Task goal:
Reproduce the entries below verbatim, from the first line through the line containing "y-tick-label: 0 — [50, 590, 64, 615]", both included.

Records shown:
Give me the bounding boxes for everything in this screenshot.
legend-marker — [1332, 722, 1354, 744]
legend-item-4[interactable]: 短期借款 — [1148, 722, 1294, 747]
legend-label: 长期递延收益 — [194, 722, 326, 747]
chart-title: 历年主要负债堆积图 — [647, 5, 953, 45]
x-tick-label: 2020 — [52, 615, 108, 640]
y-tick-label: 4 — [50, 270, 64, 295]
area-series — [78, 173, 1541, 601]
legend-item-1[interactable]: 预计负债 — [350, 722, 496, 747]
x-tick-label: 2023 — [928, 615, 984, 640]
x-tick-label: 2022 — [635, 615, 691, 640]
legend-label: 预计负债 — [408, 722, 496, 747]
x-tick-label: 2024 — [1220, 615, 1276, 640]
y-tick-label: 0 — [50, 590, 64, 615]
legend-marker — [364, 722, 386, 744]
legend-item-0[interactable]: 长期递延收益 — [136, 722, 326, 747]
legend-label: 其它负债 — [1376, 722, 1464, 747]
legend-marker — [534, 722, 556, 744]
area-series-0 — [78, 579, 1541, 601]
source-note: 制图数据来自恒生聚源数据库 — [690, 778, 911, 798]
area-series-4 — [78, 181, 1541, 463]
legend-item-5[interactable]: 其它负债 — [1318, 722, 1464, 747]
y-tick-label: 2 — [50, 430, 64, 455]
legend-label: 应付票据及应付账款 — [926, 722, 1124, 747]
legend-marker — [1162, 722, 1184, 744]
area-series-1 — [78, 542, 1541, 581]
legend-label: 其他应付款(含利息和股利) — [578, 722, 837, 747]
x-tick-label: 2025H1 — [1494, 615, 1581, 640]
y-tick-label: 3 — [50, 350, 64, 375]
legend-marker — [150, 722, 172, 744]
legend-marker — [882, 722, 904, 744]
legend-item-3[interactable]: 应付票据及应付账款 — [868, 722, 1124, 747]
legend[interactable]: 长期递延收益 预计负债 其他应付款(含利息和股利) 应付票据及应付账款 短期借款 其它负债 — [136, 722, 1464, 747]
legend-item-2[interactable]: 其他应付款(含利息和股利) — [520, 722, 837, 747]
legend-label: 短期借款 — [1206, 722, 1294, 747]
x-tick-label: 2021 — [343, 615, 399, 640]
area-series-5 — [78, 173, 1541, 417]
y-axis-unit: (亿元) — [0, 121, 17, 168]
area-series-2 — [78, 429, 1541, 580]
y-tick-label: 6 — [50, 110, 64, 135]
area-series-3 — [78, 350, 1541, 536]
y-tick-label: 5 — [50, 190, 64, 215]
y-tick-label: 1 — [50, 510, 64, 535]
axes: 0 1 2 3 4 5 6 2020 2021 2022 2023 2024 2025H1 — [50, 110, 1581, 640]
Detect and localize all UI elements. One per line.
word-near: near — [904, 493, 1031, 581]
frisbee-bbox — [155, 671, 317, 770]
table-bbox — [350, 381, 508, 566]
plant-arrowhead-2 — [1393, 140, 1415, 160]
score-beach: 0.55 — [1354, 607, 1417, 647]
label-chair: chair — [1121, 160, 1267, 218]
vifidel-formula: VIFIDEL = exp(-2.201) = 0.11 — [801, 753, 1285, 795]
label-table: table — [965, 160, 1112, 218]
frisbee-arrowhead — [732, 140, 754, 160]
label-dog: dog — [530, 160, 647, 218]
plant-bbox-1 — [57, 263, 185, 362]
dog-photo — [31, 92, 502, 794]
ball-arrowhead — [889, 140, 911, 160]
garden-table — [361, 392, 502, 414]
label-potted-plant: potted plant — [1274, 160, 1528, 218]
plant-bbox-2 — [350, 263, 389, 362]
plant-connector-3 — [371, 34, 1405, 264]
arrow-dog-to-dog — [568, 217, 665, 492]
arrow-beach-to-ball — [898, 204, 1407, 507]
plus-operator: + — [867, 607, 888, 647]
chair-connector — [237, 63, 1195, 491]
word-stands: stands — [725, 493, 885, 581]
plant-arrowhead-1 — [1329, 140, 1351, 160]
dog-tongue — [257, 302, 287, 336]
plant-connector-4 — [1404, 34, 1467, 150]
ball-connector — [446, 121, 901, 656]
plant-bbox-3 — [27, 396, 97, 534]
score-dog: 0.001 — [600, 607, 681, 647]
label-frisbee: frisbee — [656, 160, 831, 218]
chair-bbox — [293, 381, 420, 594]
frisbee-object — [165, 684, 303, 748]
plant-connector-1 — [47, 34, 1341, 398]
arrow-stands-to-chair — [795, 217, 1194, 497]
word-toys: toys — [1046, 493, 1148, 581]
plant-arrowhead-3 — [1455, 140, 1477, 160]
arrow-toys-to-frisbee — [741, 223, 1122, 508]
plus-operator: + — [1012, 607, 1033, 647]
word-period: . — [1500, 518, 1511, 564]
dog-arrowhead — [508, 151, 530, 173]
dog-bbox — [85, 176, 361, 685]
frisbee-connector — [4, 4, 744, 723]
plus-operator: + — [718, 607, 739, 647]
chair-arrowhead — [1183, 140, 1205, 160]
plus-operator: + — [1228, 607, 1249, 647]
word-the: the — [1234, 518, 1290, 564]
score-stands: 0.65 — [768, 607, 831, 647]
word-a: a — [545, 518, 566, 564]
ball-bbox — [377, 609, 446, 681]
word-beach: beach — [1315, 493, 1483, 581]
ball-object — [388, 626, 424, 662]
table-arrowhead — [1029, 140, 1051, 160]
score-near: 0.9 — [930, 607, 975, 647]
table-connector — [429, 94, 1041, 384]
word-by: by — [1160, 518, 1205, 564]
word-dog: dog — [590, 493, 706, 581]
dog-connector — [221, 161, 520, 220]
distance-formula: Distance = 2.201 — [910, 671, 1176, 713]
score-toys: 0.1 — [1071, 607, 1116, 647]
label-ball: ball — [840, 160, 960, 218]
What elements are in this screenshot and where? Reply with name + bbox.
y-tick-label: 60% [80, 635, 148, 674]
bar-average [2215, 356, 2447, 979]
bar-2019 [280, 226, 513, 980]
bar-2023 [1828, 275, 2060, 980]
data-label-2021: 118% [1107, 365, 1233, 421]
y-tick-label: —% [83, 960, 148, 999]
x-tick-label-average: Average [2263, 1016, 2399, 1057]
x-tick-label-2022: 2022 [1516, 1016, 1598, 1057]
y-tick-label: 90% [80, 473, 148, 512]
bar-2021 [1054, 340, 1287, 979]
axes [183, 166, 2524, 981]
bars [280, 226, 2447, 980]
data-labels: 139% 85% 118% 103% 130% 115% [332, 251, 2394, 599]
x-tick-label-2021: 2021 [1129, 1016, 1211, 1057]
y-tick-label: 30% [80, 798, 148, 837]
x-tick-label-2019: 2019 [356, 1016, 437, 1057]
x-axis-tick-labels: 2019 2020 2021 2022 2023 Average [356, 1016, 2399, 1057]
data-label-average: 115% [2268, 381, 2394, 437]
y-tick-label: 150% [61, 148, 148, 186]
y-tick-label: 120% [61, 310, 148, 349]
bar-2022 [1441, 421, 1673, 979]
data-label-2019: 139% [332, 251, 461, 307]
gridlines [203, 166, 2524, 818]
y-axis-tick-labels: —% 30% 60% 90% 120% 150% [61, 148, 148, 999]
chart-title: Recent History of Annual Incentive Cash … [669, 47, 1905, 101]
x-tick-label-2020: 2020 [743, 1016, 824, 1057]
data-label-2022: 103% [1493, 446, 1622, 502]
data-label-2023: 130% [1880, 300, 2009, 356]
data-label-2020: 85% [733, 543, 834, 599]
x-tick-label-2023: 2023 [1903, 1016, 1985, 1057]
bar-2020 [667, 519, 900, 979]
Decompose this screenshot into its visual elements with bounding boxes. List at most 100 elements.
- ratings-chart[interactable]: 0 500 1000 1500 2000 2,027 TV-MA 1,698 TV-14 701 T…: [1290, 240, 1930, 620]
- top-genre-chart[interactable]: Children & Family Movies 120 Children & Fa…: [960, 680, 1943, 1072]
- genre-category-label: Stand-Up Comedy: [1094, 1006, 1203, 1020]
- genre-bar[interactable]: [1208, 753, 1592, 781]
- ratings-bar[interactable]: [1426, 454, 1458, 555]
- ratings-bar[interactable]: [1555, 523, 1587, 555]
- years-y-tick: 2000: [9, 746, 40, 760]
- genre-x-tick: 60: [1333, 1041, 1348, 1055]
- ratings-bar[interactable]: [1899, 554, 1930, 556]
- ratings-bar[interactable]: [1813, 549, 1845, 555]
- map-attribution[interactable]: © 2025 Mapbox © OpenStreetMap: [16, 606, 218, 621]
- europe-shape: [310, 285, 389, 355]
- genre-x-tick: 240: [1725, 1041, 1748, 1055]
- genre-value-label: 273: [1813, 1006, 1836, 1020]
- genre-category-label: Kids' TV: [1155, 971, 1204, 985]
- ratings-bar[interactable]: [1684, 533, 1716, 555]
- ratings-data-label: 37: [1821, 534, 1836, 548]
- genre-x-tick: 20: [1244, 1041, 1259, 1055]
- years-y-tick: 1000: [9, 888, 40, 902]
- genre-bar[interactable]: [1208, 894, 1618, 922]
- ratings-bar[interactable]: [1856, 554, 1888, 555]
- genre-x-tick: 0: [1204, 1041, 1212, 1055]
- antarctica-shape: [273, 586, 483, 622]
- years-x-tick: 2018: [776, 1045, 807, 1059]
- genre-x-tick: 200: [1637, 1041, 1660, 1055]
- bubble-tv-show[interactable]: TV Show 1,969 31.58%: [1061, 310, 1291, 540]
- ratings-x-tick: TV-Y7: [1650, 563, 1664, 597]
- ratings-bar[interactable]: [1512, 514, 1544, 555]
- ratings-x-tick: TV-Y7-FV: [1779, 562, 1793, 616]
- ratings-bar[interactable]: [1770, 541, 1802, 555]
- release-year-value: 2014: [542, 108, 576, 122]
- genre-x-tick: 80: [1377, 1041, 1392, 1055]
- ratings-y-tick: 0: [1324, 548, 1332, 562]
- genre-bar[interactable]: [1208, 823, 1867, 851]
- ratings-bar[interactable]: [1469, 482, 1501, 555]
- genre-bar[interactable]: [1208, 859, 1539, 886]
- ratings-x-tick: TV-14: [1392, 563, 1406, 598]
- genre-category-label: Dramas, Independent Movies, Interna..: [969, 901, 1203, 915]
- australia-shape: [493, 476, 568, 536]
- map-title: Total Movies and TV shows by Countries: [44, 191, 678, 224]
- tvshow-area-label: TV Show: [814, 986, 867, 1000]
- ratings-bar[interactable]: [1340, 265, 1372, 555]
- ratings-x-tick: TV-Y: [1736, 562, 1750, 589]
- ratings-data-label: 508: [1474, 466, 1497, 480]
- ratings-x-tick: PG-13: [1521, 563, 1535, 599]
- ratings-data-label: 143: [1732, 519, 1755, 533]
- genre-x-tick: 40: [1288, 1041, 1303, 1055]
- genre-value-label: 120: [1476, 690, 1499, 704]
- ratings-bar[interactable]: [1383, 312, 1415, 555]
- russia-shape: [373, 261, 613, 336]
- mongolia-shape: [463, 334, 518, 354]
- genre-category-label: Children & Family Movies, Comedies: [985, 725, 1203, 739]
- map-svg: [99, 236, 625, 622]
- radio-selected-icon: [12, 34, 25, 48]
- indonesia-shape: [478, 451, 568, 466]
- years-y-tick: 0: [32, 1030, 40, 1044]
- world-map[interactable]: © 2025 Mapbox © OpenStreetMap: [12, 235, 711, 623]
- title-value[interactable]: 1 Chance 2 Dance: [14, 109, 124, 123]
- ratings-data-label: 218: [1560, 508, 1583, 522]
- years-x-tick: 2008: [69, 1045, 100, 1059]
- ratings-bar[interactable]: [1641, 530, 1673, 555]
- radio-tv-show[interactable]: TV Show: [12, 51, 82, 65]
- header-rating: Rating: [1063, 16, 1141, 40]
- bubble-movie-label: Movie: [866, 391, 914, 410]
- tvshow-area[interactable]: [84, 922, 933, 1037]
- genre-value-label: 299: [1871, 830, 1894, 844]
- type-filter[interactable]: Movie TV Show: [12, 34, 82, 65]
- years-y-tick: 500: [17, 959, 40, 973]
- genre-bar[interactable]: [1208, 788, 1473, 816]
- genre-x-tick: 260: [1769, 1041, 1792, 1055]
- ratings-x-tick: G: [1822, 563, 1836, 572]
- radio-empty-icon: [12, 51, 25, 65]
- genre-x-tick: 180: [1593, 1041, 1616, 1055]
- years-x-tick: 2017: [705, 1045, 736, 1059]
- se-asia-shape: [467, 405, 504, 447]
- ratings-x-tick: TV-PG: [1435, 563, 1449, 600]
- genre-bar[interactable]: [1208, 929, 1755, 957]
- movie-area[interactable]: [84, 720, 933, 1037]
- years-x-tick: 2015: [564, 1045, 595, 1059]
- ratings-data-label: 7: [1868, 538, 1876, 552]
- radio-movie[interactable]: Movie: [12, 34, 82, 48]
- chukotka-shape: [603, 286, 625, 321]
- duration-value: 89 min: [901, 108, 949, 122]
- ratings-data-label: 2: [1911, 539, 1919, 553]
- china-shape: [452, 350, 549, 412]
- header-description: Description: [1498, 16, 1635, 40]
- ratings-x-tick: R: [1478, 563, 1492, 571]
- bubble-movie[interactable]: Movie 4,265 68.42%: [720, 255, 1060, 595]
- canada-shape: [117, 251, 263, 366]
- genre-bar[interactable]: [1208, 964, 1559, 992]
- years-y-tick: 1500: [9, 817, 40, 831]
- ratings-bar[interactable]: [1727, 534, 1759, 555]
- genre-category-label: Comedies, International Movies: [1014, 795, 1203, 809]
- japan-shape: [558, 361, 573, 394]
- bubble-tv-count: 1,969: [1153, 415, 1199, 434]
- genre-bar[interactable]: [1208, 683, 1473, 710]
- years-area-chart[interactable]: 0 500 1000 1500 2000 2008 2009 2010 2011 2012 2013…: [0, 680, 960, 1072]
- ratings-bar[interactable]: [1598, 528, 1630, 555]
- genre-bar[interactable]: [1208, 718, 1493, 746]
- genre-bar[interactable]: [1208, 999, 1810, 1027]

Expected answer:
Give me the bounding boxes for everything in this screenshot.
legend-marker — [1332, 722, 1354, 744]
legend-item-4[interactable]: 短期借款 — [1148, 722, 1294, 747]
legend-label: 长期递延收益 — [194, 722, 326, 747]
chart-title: 历年主要负债堆积图 — [647, 5, 953, 45]
x-tick-label: 2020 — [52, 615, 108, 640]
y-tick-label: 4 — [50, 270, 64, 295]
area-series — [78, 173, 1541, 601]
legend-item-1[interactable]: 预计负债 — [350, 722, 496, 747]
x-tick-label: 2023 — [928, 615, 984, 640]
x-tick-label: 2022 — [635, 615, 691, 640]
legend-label: 预计负债 — [408, 722, 496, 747]
x-tick-label: 2024 — [1220, 615, 1276, 640]
y-tick-label: 0 — [50, 590, 64, 615]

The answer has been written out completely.